Exercise directions: Below are the records. Gather each line that holds "labels".

Material provided:

• • • • •

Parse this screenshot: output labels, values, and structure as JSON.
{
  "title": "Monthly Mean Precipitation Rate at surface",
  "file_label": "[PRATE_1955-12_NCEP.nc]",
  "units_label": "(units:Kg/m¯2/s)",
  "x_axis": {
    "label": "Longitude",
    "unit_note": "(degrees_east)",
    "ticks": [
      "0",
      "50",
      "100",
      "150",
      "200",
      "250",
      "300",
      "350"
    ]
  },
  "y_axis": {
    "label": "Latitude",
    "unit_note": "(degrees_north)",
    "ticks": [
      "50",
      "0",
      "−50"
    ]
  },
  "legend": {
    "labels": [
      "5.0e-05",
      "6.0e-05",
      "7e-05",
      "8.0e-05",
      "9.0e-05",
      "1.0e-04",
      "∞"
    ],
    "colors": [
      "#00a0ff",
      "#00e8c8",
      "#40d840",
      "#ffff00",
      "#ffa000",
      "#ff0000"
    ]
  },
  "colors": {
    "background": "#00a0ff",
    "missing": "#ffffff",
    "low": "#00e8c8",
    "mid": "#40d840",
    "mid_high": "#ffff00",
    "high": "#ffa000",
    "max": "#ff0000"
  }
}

• • • • •

Answer to the exercise:
Parse this screenshot: output labels, values, and structure as JSON.
    "labels": [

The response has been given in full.